:: TESTO FORNITO ::

══════════

Da anni il presidente della Turchia Recep Tayyip Erdogan fornisce senza soluzione di continuità esempi di cosa fare per scassare un sistema economico. L’esempio più noto riguarda la reiterata convinzione che la crescita dei prezzi al consumo, fuori controllo da diversi anni, si possa (e debba) contrastare mediante una politica monetaria di abbassamento dei tassi di interesse.

Erdogan ha sostituito diversi banchieri centrali, quando costoro non erano sufficientemente allineati al neofisherismo del sultano. Nel 2022 la banca centrale turca è andata in controtendenza rispetto a tutte le principali banche centrali mondiali, che hanno alzato i tassi di interesse nel (maldestro) tentativo di spegnere un fuoco inflattivo che hanno abbondantemente alimentato negli anni precedenti.

Adesso, a pochi mesi dalle elezioni nelle quali teme di non essere confermato al potere, Erdogan ha annunciato l’eliminazione del requisito di età minima per andare in pensione, già finora fissata alla non veneranda soglia di 58 anni per le donne e 60 per gli uomini.

Si stima che ciò consentirà di andare in pensione immediatamente a oltre due milioni di persone, il che porterebbe i pensionati a rappresentare circa il 20% della popolazione, in un contesto in cui il tasso di fertilità è lievemente inferiore ai 2,1 figli per donna necessari a mantenere invariata la popolazione stessa.

Non stupisce che i sindacati, che ovunque nel mondo non brillano per lungimiranza, abbiano espresso soddisfazione. Molto meno lo saranno i pagatori di tasse presenti e futuri, che dovranno aggiungere anche questo al fardello che, prima o poi, Erdogan lascerà loro in eredità.

══════════

:: ELENCO DEI DATI ::
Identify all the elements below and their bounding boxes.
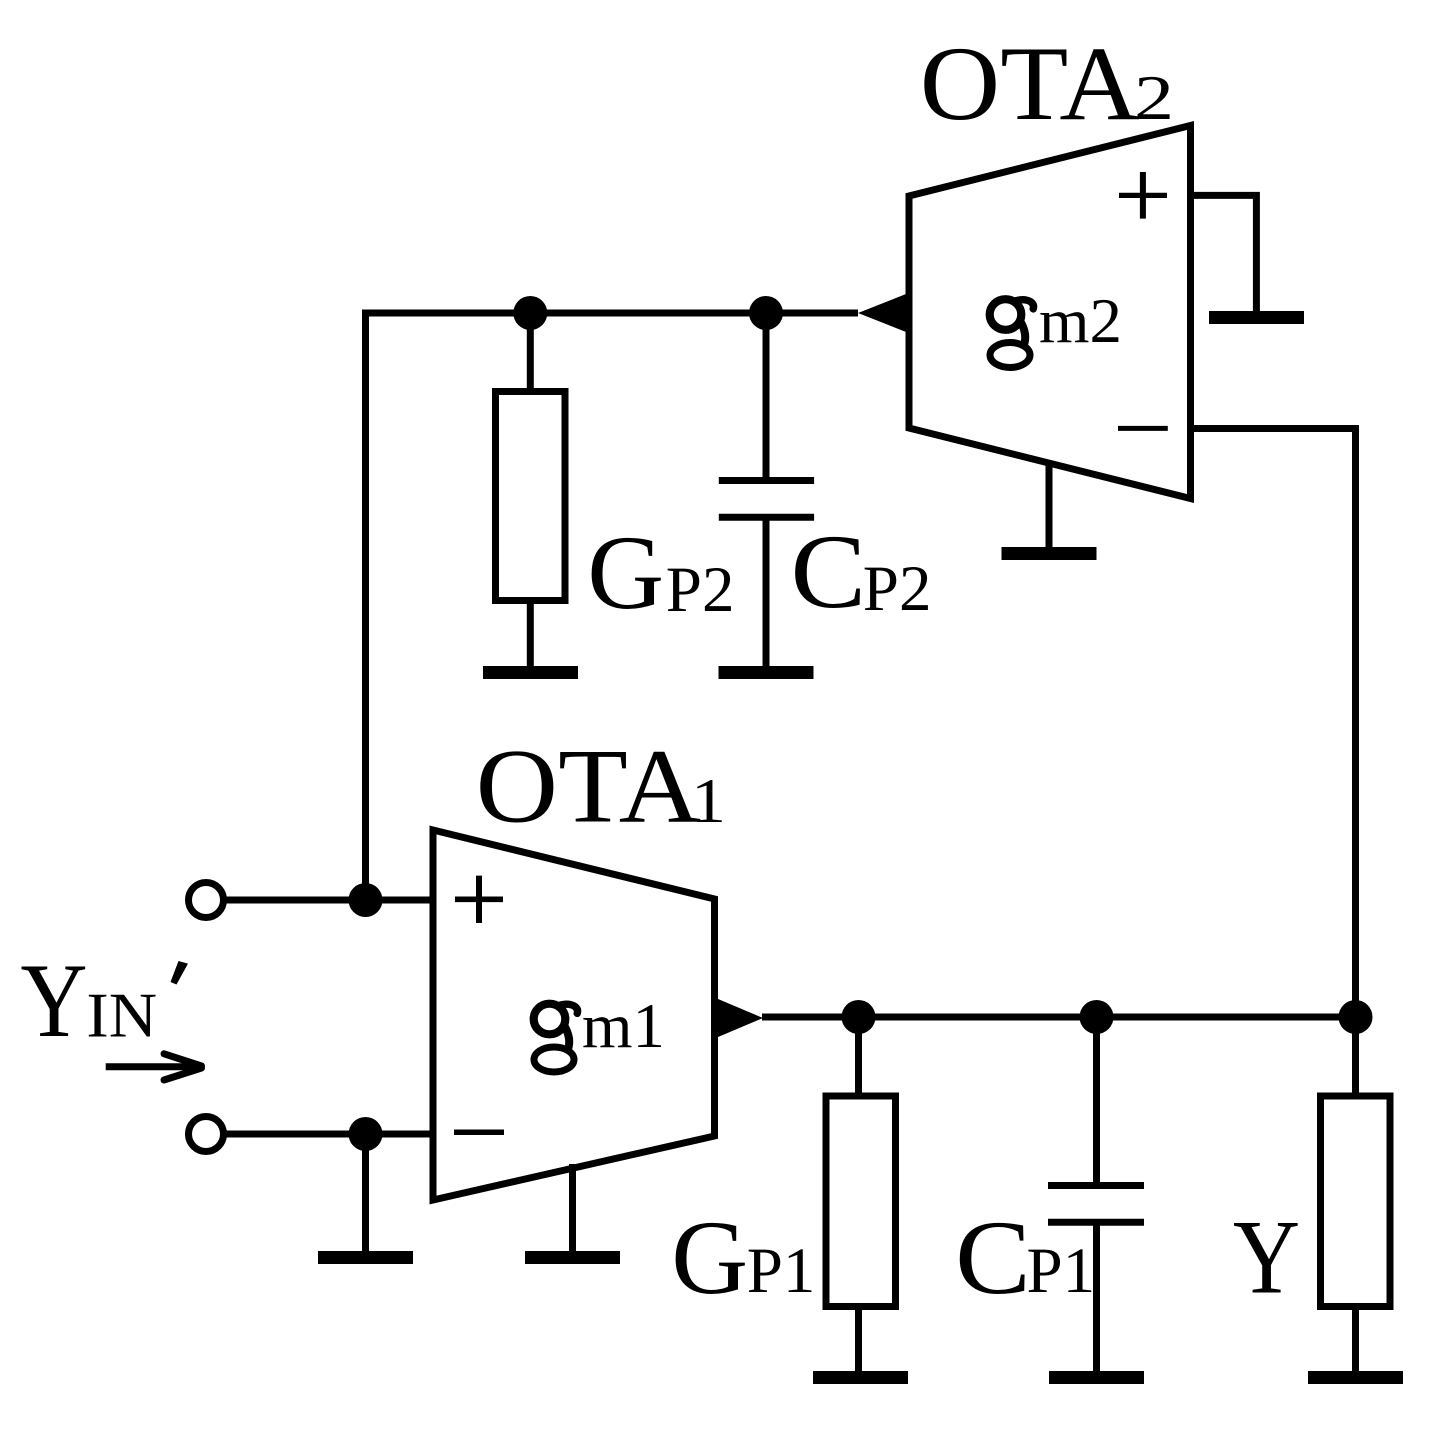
svg-text:OTA: OTA bbox=[920, 25, 1140, 143]
label gm1 bbox=[534, 991, 665, 1072]
wire: OTA1 bottom terminal to ground bbox=[569, 1164, 576, 1253]
svg-text:Y: Y bbox=[21, 942, 88, 1060]
junction: GP2 node bbox=[513, 296, 547, 330]
ground: CP2 bbox=[719, 666, 814, 679]
junction: feedback / + input node bbox=[349, 883, 383, 917]
svg-text:2: 2 bbox=[1134, 63, 1174, 133]
ground: CP1 bbox=[1049, 1371, 1144, 1384]
junction: GP1 node bbox=[842, 1000, 876, 1034]
capacitor CP1 bottom plate bbox=[1048, 1219, 1144, 1226]
svg-text:Y: Y bbox=[1233, 1199, 1300, 1317]
wire: CP1 bottom lead bbox=[1093, 1222, 1100, 1373]
OTA2 - input pin mark bbox=[1118, 426, 1168, 431]
svg-text:C: C bbox=[791, 513, 867, 631]
OTA1 output arrow bbox=[715, 998, 764, 1039]
svg-text:G: G bbox=[671, 1199, 748, 1317]
svg-text:C: C bbox=[955, 1199, 1031, 1317]
wire: GP2 top lead bbox=[527, 313, 534, 392]
label gm2 bbox=[990, 286, 1122, 368]
ground: OTA1 bottom bbox=[525, 1251, 620, 1264]
input terminal - (circle) bbox=[189, 1117, 224, 1152]
OTA1 + input pin mark bbox=[455, 876, 503, 923]
ground: - input node bbox=[318, 1251, 413, 1264]
label OTA1 bbox=[476, 728, 726, 846]
junction: - input node bbox=[349, 1117, 383, 1151]
ground: GP1 bbox=[813, 1371, 908, 1384]
wire: OTA2 + input to ground bbox=[1191, 195, 1257, 313]
capacitor CP2 bottom plate bbox=[719, 514, 814, 521]
resistor Y bbox=[1321, 1096, 1391, 1307]
junction: Y node bbox=[1339, 1000, 1373, 1034]
ground: OTA2 + input bbox=[1209, 311, 1304, 324]
svg-text:P1: P1 bbox=[747, 1235, 816, 1307]
wire: Y bottom lead bbox=[1352, 1307, 1359, 1374]
wire: OTA2 bottom terminal to ground bbox=[1046, 461, 1053, 549]
wire: Y node vertical feedback to OTA2 - input bbox=[1191, 429, 1356, 1018]
label YIN' input admittance bbox=[21, 942, 189, 1060]
ground: OTA2 bottom bbox=[1002, 547, 1097, 560]
wire: output node V1 horizontal bbox=[762, 1014, 1356, 1021]
label Y bbox=[1233, 1199, 1300, 1317]
svg-text:P2: P2 bbox=[666, 554, 735, 626]
svg-text:m2: m2 bbox=[1039, 286, 1122, 356]
label OTA2 bbox=[920, 25, 1174, 143]
label GP1 bbox=[671, 1199, 815, 1317]
capacitor CP1 top plate bbox=[1048, 1182, 1144, 1189]
wire: GP1 top lead bbox=[855, 1017, 862, 1096]
junction: CP1 node bbox=[1080, 1000, 1114, 1034]
label CP1 bbox=[955, 1199, 1095, 1317]
op-amp OTA2 body bbox=[909, 126, 1191, 499]
svg-text:1: 1 bbox=[691, 766, 726, 836]
OTA2 output arrow bbox=[858, 294, 906, 332]
svg-text:P1: P1 bbox=[1027, 1235, 1096, 1307]
OTA2 + input pin mark bbox=[1119, 172, 1167, 219]
wire: OTA1 + input from terminal bbox=[220, 897, 433, 904]
resistor GP1 bbox=[826, 1096, 896, 1307]
op-amp OTA1 body bbox=[433, 830, 715, 1200]
wire: CP2 bottom lead bbox=[763, 517, 770, 668]
svg-text:G: G bbox=[587, 514, 664, 632]
input arrow bbox=[106, 1054, 202, 1080]
svg-text:m1: m1 bbox=[582, 991, 665, 1061]
wire: GP1 bottom lead bbox=[855, 1307, 862, 1374]
svg-text:IN: IN bbox=[86, 981, 157, 1051]
wire: CP2 top lead bbox=[763, 313, 770, 481]
wire: - input node to ground bbox=[362, 1134, 369, 1253]
svg-text:OTA: OTA bbox=[476, 728, 702, 846]
resistor GP2 bbox=[496, 392, 566, 601]
capacitor CP2 top plate bbox=[719, 477, 814, 484]
wire: feedback net from OTA2 output node V2 down-left to OTA1 + input bbox=[366, 313, 859, 900]
wire: OTA1 - input from terminal bbox=[220, 1131, 433, 1138]
label CP2 bbox=[791, 513, 932, 631]
wire: CP1 top lead bbox=[1093, 1017, 1100, 1183]
svg-text:P2: P2 bbox=[863, 553, 932, 625]
ground: GP2 bbox=[483, 666, 578, 679]
input terminal + (circle) bbox=[189, 883, 224, 918]
junction: CP2 node bbox=[749, 296, 783, 330]
label GP2 bbox=[587, 514, 734, 632]
wire: Y top lead bbox=[1352, 1017, 1359, 1096]
wire: GP2 bottom lead bbox=[527, 601, 534, 669]
OTA1 - input pin mark bbox=[454, 1130, 504, 1136]
ground: Y bbox=[1308, 1371, 1403, 1384]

══════════

Trascriva senza alcuna modifica il tratto del testo sulla politica economica di Erdogan che va da "Adesso, a pochi" fino a "la popolazione stessa.". I dati provengono da una fonte diversa dal testo.

Adesso, a pochi mesi dalle elezioni nelle quali teme di non essere confermato al potere, Erdogan ha annunciato l’eliminazione del requisito di età minima per andare in pensione, già finora fissata alla non veneranda soglia di 58 anni per le donne e 60 per gli uomini.

Si stima che ciò consentirà di andare in pensione immediatamente a oltre due milioni di persone, il che porterebbe i pensionati a rappresentare circa il 20% della popolazione, in un contesto in cui il tasso di fertilità è lievemente inferiore ai 2,1 figli per donna necessari a mantenere invariata la popolazione stessa.